#### WHAT THE TASK REQUIRES:
Output the material word for word. Leave each picture out.

*** LISTED ENTRIES ***

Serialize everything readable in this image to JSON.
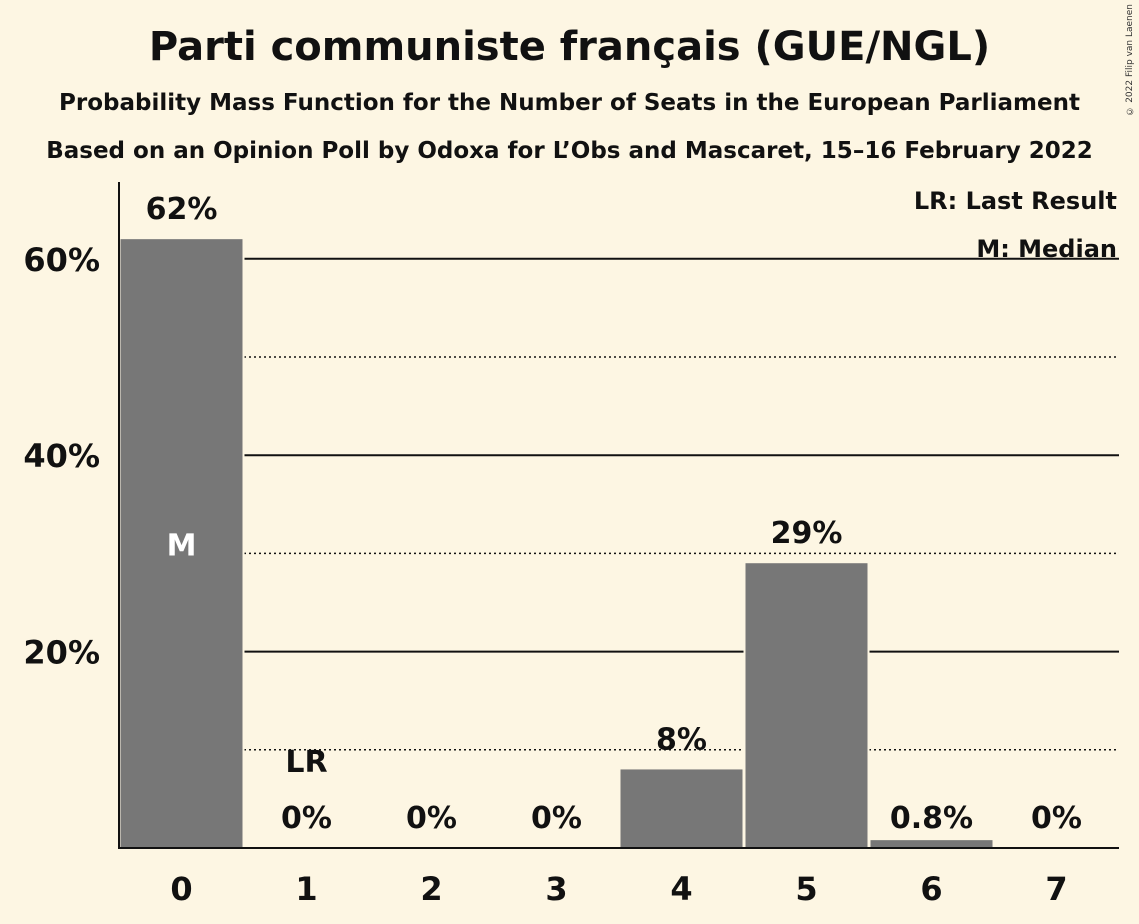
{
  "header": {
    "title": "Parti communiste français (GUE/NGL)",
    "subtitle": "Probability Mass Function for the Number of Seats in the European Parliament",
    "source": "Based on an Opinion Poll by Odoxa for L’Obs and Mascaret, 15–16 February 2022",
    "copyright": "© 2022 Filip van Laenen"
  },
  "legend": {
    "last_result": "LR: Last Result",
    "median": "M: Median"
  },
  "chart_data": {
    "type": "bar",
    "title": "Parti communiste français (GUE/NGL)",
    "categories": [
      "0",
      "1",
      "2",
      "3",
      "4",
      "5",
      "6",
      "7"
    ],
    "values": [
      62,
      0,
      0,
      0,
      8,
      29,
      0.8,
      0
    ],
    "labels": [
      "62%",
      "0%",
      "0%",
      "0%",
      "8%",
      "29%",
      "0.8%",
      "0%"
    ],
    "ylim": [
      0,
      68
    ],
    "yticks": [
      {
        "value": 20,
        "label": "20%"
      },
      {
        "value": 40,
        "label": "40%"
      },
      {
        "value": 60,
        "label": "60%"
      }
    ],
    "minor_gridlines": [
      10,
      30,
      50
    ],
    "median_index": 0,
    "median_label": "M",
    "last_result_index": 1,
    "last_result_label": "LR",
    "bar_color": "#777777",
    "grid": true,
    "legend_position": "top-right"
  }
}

***

#### RESPONSE TO THE EXERCISE:
Serialize everything readable in this image to JSON.
{
  "header": {
    "title": "Parti communiste français (GUE/NGL)",
    "subtitle": "Probability Mass Function for the Number of Seats in the European Parliament",
    "source": "Based on an Opinion Poll by Odoxa for L’Obs and Mascaret, 15–16 February 2022",
    "copyright": "© 2022 Filip van Laenen"
  },
  "legend": {
    "last_result": "LR: Last Result",
    "median": "M: Median"
  },
  "chart_data": {
    "type": "bar",
    "title": "Parti communiste français (GUE/NGL)",
    "categories": [
      "0",
      "1",
      "2",
      "3",
      "4",
      "5",
      "6",
      "7"
    ],
    "values": [
      62,
      0,
      0,
      0,
      8,
      29,
      0.8,
      0
    ],
    "labels": [
      "62%",
      "0%",
      "0%",
      "0%",
      "8%",
      "29%",
      "0.8%",
      "0%"
    ],
    "ylim": [
      0,
      68
    ],
    "yticks": [
      {
        "value": 20,
        "label": "20%"
      },
      {
        "value": 40,
        "label": "40%"
      },
      {
        "value": 60,
        "label": "60%"
      }
    ],
    "minor_gridlines": [
      10,
      30,
      50
    ],
    "median_index": 0,
    "median_label": "M",
    "last_result_index": 1,
    "last_result_label": "LR",
    "bar_color": "#777777",
    "grid": true,
    "legend_position": "top-right"
  }
}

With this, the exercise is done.